*** Reading text ***

(Disclaimer: So, I’m going to make some claims in this article. Like saying that you don’t need background for Cannon Fodder NPCs. While 99% of the time these claims will be accurate, there are exceptions to every rule)
One of the most important duties of a Game Master is creating and playing NPCs. Players are the main protagonists of the game, but without NPC, without those supporting characters, its really hard to propel the story forward.
Impossible? No. Not by any means. You can certainly make the story completely about the PCs. But that’s a pretty limited campaign. And, unless you have a Game of Thrones size group of Players (and one inhumanly talented GM) it can be quite the strain in keeping things moving at a pace that everyone will find entertaining.
For the rest of us, this is also one of the biggest challenges for every GM. It’s hard coming up with names and personalities for literally thousands of different people. It can also be wonderfully rewarding. Especially when your players connect with those NPCs and they become a recurring character in your game. But, how do you make those NPCs? And more importantly, how do you make them come alive?
Well, almost any RPG on the market comes with a set of rules. And in those rules is, at the very least, a GM section that handles how to run the game and do things like making PCs. They sometimes even have random tables, allowing you to roll up everything from the NPCs motivation, to the quirks that set them apart from every other person.
Let me state clearly,from the beginning, there is absolutely nothing wrong with using these tables. As a matter of fact, I have used them a few times when I needed to through together a one shot or some other adventure with little to no notice.
But if you really want your NPCs to fit neatly into your story. Then, in my humble opinion, there is nothing like creating them yourself. After all, you know what fits into your world, your camp[aign, your adventure. A randomly rolled NPC might work great. Or it might not.
In my thirty plus years of GMing, I have discovered a couple of things:
- Everyone goes about it in a slightly different manner.
- No matter what I say here, there will be someone who doesn’t agree. (And that’s alright. If you do it a different way in your game, and it works for you, you keep doing it that way.
For the rest of you, who might be looking for a little guidance in this area, I’ll do my best to try and help. This is my way of going about it:
First, what kind of NPC is it?
Cannon Fodder: These are NPCs that are only going to be taking part in battle. You know the guy. Orc Warrior guarding the chest in a 10×10 ft. room? That’s the kind of NPC I’m talking about here. The sort of guy that the Players wont give two figs about, once they are done separating his head from his shoulders. When it comes to these NPCs, you’re going to need every single bit of combat statistics, treasure and equipment, and any fancy or tricky battle tactics they might use. The one thing you’re not going to need (probably) is a lot of personality or background.
Somewhere out there, I can feel a stirring in the force. There is a GM who is preparing a scathing reply to my post, saying something along the lines of, “My players engage with every NPC that I create. It’s important that I trace his every action from birth and his family tree to the 17th generation”.
Here’s my retort: OK, if it works for you, you do that. But, in my experience, it hasn’t been necessary.
A One and Done: Here’s where it starts to get tricky. These are the NPCs that you intend to appear one time in the campaign and then disappear. They have an important, if brief role to play in the story. But after they complete their task, much like the pizza delivery guy, its time for them to leave. The problem is, sometimes your players decide that they want these NPCs to have a much more substantial role in the story than you originally intended. For this reason, I suggest that you prepare them as much as you would a Recurring Character.

*** Given data ***

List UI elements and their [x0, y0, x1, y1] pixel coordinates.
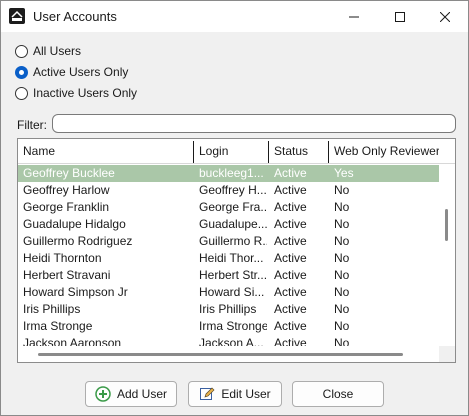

***

▸ Problem A:
According to the NPC article, what will you probably not need much of when preparing Cannon Fodder NPCs?
▸ Problem B:
Copy the passage from the NPC article between "For the rest of us, this" and "every other person.", inclusive.

▸ Right answer A:
A lot of personality or background.

▸ Right answer B:
For the rest of us, this is also one of the biggest challenges for every GM. It’s hard coming up with names and personalities for literally thousands of different people. It can also be wonderfully rewarding. Especially when your players connect with those NPCs and they become a recurring character in your game. But, how do you make those NPCs? And more importantly, how do you make them come alive?
Well, almost any RPG on the market comes with a set of rules. And in those rules is, at the very least, a GM section that handles how to run the game and do things like making PCs. They sometimes even have random tables, allowing you to roll up everything from the NPCs motivation, to the quirks that set them apart from every other person.